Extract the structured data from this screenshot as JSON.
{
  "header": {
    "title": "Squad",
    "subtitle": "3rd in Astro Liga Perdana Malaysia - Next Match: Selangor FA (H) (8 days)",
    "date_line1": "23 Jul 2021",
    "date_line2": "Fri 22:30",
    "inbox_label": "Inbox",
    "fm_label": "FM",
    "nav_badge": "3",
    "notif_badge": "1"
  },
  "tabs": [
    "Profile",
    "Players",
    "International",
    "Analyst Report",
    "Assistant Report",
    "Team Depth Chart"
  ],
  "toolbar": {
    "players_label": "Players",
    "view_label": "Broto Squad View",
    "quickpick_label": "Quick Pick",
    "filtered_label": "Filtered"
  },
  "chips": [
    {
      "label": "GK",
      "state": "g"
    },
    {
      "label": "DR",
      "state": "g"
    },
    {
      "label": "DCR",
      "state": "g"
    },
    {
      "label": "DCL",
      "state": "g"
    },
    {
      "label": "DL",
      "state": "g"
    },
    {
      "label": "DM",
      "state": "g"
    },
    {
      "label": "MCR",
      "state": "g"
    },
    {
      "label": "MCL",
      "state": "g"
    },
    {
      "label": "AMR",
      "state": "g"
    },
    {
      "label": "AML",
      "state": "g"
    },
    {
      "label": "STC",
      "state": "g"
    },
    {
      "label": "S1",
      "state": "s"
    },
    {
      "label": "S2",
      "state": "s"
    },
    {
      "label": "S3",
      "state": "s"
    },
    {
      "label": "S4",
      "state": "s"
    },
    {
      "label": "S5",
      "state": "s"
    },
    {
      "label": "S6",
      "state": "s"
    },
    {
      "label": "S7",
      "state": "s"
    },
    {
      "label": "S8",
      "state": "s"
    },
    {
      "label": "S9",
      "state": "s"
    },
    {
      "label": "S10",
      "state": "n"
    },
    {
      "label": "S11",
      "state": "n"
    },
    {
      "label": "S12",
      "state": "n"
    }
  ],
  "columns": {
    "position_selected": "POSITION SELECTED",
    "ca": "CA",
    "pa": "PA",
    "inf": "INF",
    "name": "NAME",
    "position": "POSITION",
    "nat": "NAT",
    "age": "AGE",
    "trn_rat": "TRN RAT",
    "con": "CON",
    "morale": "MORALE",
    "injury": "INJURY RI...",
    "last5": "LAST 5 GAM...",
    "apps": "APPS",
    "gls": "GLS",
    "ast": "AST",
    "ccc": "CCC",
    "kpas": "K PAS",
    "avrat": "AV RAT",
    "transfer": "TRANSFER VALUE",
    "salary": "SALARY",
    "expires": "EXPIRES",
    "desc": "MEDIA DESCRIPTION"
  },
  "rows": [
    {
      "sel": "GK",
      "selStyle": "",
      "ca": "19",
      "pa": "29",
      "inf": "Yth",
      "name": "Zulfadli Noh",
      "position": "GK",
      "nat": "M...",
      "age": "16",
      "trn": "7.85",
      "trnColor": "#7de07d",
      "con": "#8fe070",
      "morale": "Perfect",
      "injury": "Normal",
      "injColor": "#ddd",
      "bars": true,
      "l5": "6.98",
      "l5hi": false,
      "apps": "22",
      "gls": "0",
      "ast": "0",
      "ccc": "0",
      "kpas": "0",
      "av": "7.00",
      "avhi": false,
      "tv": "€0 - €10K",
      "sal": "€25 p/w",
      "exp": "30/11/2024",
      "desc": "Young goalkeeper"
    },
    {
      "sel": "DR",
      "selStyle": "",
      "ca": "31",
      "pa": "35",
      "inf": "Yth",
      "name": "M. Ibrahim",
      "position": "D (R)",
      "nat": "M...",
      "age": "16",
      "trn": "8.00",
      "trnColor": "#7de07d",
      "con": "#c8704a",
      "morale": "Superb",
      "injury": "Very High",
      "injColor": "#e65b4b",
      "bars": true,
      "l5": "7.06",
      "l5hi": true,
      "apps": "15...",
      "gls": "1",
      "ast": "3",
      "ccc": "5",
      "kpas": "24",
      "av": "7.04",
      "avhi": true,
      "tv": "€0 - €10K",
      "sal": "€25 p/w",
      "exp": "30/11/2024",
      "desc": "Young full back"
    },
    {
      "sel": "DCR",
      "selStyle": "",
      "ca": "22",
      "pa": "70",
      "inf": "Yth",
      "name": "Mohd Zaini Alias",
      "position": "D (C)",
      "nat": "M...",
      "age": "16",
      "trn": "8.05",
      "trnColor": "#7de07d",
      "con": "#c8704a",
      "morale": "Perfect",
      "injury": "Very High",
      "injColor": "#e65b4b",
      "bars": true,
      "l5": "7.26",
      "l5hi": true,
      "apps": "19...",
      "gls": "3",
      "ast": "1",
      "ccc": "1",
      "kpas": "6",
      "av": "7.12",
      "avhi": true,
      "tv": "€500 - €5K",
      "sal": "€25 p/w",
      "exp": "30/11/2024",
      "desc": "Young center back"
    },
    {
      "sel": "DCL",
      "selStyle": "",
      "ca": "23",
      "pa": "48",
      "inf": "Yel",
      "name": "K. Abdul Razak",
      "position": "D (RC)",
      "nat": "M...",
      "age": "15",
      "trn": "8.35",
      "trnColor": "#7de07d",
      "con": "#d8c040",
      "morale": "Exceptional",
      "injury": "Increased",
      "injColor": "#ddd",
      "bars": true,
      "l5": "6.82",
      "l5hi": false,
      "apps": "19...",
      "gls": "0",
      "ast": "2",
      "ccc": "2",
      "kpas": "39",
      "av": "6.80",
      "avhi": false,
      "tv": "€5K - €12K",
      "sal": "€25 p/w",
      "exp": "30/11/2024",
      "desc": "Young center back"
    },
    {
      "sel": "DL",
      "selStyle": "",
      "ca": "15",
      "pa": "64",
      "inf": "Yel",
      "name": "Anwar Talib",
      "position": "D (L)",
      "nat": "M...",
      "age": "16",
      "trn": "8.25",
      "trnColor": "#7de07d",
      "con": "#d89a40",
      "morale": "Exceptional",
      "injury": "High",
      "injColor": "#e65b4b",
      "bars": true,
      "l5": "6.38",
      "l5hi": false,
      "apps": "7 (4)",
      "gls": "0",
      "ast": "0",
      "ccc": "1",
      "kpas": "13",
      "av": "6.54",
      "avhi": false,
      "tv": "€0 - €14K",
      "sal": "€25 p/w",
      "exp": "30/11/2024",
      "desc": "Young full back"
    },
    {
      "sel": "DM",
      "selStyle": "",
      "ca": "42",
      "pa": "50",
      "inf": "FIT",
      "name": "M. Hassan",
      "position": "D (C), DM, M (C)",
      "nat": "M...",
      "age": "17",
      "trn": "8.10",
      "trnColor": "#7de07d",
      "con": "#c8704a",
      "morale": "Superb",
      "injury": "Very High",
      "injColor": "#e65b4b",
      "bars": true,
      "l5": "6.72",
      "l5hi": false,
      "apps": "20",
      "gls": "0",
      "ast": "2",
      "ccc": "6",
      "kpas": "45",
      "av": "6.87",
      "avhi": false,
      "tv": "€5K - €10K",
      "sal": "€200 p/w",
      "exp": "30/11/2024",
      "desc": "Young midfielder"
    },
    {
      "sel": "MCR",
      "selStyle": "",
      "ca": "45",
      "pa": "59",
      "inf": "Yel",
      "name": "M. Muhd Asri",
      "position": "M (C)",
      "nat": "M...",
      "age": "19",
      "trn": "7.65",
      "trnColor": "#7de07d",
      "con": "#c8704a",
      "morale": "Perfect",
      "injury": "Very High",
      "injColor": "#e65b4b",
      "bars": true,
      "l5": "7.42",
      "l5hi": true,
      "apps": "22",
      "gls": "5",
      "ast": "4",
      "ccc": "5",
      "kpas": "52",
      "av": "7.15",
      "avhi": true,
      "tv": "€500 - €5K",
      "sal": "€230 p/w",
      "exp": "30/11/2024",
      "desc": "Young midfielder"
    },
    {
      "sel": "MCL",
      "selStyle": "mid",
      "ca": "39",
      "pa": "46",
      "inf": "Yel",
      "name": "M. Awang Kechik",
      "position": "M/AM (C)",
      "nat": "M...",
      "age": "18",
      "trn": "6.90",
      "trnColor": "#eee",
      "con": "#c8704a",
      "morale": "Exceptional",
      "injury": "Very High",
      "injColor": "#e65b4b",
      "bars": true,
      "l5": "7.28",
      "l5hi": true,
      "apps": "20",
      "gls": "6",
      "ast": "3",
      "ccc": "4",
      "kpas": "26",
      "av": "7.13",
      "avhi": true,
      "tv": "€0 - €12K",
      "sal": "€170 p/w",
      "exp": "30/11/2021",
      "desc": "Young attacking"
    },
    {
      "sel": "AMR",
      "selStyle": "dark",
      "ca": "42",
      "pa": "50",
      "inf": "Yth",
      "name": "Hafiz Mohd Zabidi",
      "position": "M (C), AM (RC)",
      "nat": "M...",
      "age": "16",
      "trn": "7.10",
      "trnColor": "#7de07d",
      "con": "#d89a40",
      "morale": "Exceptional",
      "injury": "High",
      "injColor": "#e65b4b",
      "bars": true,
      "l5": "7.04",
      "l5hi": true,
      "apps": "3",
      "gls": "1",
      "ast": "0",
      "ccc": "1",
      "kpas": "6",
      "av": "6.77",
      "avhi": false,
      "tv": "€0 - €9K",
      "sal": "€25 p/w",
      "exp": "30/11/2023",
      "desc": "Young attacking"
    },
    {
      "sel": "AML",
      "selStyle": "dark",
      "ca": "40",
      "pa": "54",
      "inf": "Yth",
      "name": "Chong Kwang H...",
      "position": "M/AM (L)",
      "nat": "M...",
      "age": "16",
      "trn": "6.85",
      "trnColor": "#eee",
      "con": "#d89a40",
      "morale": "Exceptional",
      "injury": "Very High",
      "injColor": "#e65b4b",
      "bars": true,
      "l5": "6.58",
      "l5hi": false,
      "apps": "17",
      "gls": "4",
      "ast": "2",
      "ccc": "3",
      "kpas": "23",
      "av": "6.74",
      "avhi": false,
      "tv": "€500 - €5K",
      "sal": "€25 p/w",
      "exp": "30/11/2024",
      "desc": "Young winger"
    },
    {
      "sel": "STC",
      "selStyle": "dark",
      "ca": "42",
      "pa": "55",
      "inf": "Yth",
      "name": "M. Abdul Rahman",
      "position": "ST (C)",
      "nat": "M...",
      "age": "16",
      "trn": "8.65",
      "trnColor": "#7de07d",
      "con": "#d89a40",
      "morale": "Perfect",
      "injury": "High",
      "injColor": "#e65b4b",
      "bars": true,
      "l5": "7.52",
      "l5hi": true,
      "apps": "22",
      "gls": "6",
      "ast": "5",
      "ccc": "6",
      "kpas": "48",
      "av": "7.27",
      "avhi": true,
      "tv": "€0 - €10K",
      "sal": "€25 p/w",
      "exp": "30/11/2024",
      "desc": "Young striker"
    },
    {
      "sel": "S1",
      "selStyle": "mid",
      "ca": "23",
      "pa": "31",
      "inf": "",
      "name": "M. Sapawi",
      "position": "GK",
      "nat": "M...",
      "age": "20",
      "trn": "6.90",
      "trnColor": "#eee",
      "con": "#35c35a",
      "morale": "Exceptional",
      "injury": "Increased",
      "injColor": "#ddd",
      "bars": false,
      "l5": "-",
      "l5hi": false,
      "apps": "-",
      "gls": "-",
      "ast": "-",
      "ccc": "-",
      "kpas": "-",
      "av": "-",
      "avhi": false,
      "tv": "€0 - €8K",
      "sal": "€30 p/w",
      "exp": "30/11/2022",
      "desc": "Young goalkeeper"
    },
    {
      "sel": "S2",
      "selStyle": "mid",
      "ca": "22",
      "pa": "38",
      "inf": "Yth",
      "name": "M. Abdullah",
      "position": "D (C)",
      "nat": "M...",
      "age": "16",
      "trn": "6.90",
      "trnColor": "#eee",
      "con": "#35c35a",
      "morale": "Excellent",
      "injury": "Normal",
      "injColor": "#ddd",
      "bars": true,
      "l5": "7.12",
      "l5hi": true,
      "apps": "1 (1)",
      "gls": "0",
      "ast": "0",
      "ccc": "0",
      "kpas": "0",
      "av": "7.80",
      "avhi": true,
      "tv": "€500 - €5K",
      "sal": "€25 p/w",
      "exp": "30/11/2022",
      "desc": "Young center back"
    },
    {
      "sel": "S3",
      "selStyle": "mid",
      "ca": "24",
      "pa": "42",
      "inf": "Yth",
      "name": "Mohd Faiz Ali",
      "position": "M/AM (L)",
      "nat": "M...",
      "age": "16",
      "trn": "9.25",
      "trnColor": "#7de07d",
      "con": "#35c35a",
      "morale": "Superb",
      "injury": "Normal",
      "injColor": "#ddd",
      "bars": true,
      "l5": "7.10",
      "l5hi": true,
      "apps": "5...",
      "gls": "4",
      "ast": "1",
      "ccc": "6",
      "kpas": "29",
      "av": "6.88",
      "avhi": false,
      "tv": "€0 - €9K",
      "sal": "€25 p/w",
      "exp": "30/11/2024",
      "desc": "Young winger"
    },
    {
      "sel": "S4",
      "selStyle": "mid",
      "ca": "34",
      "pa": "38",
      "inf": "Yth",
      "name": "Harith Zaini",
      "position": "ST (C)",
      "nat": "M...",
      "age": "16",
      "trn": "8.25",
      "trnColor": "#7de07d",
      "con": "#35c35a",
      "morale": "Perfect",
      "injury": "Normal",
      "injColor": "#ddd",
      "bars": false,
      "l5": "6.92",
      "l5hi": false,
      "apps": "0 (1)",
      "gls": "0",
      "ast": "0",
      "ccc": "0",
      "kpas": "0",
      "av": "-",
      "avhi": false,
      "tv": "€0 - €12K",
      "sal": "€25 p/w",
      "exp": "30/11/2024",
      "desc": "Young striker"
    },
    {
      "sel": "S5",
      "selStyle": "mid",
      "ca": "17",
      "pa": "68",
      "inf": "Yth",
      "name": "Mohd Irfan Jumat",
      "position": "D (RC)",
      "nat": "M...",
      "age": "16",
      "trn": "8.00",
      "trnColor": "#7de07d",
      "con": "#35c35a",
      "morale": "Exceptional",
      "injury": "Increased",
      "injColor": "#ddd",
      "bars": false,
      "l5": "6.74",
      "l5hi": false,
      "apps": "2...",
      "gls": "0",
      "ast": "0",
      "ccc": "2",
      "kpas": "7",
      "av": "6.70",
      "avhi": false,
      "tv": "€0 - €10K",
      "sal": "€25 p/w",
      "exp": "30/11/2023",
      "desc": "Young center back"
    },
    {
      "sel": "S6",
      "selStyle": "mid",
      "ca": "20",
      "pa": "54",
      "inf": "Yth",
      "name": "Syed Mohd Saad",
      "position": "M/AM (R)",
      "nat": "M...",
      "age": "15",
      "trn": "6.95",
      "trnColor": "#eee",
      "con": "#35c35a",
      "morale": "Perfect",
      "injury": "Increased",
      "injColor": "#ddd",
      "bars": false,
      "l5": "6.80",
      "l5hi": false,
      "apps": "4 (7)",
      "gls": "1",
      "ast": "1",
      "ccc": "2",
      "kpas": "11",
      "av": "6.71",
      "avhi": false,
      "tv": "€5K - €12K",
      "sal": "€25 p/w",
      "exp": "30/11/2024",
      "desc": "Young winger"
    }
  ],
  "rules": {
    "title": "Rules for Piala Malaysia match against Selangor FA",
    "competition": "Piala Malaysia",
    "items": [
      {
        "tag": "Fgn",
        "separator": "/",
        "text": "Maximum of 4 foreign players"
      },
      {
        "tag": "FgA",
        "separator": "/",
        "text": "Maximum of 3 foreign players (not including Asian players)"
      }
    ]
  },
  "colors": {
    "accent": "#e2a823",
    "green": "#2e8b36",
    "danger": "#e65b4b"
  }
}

Task: Reply with only the number of lines in the entries that contain the word "foreign".

Written response: 2